→ **To be done**
Write out all the data again, exactly as it stands.

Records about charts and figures
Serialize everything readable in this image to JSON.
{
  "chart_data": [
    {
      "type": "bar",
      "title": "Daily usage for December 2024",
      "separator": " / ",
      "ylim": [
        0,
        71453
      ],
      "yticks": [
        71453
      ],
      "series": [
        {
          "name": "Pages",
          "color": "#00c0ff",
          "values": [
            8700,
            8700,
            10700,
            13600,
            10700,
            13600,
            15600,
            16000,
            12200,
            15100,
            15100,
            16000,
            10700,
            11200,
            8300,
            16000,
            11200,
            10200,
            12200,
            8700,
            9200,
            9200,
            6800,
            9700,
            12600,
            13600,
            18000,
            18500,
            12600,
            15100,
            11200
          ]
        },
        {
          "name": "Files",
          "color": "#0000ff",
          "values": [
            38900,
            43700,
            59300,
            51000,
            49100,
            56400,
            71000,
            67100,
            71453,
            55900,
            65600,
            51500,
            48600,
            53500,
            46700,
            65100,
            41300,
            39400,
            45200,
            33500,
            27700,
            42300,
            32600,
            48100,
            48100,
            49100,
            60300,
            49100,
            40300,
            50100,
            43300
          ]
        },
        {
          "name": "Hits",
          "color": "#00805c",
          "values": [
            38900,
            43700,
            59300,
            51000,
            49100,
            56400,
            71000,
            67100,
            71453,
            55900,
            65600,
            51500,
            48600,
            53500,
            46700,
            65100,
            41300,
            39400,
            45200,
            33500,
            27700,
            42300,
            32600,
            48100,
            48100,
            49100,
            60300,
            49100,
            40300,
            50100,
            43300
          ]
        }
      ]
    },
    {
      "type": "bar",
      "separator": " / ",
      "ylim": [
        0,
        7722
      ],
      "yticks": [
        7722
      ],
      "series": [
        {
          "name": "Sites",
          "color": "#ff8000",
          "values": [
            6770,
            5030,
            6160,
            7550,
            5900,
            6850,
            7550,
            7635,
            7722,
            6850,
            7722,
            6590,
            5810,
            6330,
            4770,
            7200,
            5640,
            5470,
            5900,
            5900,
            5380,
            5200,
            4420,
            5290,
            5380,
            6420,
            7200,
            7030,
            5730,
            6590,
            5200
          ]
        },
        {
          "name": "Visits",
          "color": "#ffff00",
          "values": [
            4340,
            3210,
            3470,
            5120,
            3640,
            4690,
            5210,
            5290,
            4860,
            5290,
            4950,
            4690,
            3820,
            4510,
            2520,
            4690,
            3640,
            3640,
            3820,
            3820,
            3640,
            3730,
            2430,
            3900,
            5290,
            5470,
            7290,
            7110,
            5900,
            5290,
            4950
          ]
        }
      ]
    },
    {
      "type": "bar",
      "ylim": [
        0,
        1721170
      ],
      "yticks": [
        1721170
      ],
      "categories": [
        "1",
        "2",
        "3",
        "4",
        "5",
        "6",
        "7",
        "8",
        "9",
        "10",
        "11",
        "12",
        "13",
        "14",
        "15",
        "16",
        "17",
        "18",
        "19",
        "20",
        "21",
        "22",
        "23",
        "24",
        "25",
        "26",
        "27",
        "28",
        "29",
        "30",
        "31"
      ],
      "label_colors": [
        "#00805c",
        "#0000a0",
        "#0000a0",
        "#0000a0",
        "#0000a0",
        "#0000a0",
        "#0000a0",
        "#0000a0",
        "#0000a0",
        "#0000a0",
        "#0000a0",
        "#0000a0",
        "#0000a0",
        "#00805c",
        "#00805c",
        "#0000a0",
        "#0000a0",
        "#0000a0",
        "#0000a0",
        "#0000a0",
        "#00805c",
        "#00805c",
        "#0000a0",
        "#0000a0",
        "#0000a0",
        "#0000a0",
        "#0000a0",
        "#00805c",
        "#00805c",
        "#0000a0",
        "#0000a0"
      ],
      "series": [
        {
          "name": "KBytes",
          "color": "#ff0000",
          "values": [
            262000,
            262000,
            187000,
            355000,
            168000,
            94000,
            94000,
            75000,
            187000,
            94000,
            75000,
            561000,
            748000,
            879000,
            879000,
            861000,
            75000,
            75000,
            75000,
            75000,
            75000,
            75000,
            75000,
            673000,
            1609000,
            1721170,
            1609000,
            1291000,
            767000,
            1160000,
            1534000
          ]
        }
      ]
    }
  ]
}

→ **The solution**
Serialize everything readable in this image to JSON.
{
  "chart_data": [
    {
      "type": "bar",
      "title": "Daily usage for December 2024",
      "separator": " / ",
      "ylim": [
        0,
        71453
      ],
      "yticks": [
        71453
      ],
      "series": [
        {
          "name": "Pages",
          "color": "#00c0ff",
          "values": [
            8700,
            8700,
            10700,
            13600,
            10700,
            13600,
            15600,
            16000,
            12200,
            15100,
            15100,
            16000,
            10700,
            11200,
            8300,
            16000,
            11200,
            10200,
            12200,
            8700,
            9200,
            9200,
            6800,
            9700,
            12600,
            13600,
            18000,
            18500,
            12600,
            15100,
            11200
          ]
        },
        {
          "name": "Files",
          "color": "#0000ff",
          "values": [
            38900,
            43700,
            59300,
            51000,
            49100,
            56400,
            71000,
            67100,
            71453,
            55900,
            65600,
            51500,
            48600,
            53500,
            46700,
            65100,
            41300,
            39400,
            45200,
            33500,
            27700,
            42300,
            32600,
            48100,
            48100,
            49100,
            60300,
            49100,
            40300,
            50100,
            43300
          ]
        },
        {
          "name": "Hits",
          "color": "#00805c",
          "values": [
            38900,
            43700,
            59300,
            51000,
            49100,
            56400,
            71000,
            67100,
            71453,
            55900,
            65600,
            51500,
            48600,
            53500,
            46700,
            65100,
            41300,
            39400,
            45200,
            33500,
            27700,
            42300,
            32600,
            48100,
            48100,
            49100,
            60300,
            49100,
            40300,
            50100,
            43300
          ]
        }
      ]
    },
    {
      "type": "bar",
      "separator": " / ",
      "ylim": [
        0,
        7722
      ],
      "yticks": [
        7722
      ],
      "series": [
        {
          "name": "Sites",
          "color": "#ff8000",
          "values": [
            6770,
            5030,
            6160,
            7550,
            5900,
            6850,
            7550,
            7635,
            7722,
            6850,
            7722,
            6590,
            5810,
            6330,
            4770,
            7200,
            5640,
            5470,
            5900,
            5900,
            5380,
            5200,
            4420,
            5290,
            5380,
            6420,
            7200,
            7030,
            5730,
            6590,
            5200
          ]
        },
        {
          "name": "Visits",
          "color": "#ffff00",
          "values": [
            4340,
            3210,
            3470,
            5120,
            3640,
            4690,
            5210,
            5290,
            4860,
            5290,
            4950,
            4690,
            3820,
            4510,
            2520,
            4690,
            3640,
            3640,
            3820,
            3820,
            3640,
            3730,
            2430,
            3900,
            5290,
            5470,
            7290,
            7110,
            5900,
            5290,
            4950
          ]
        }
      ]
    },
    {
      "type": "bar",
      "ylim": [
        0,
        1721170
      ],
      "yticks": [
        1721170
      ],
      "categories": [
        "1",
        "2",
        "3",
        "4",
        "5",
        "6",
        "7",
        "8",
        "9",
        "10",
        "11",
        "12",
        "13",
        "14",
        "15",
        "16",
        "17",
        "18",
        "19",
        "20",
        "21",
        "22",
        "23",
        "24",
        "25",
        "26",
        "27",
        "28",
        "29",
        "30",
        "31"
      ],
      "label_colors": [
        "#00805c",
        "#0000a0",
        "#0000a0",
        "#0000a0",
        "#0000a0",
        "#0000a0",
        "#0000a0",
        "#0000a0",
        "#0000a0",
        "#0000a0",
        "#0000a0",
        "#0000a0",
        "#0000a0",
        "#00805c",
        "#00805c",
        "#0000a0",
        "#0000a0",
        "#0000a0",
        "#0000a0",
        "#0000a0",
        "#00805c",
        "#00805c",
        "#0000a0",
        "#0000a0",
        "#0000a0",
        "#0000a0",
        "#0000a0",
        "#00805c",
        "#00805c",
        "#0000a0",
        "#0000a0"
      ],
      "series": [
        {
          "name": "KBytes",
          "color": "#ff0000",
          "values": [
            262000,
            262000,
            187000,
            355000,
            168000,
            94000,
            94000,
            75000,
            187000,
            94000,
            75000,
            561000,
            748000,
            879000,
            879000,
            861000,
            75000,
            75000,
            75000,
            75000,
            75000,
            75000,
            75000,
            673000,
            1609000,
            1721170,
            1609000,
            1291000,
            767000,
            1160000,
            1534000
          ]
        }
      ]
    }
  ]
}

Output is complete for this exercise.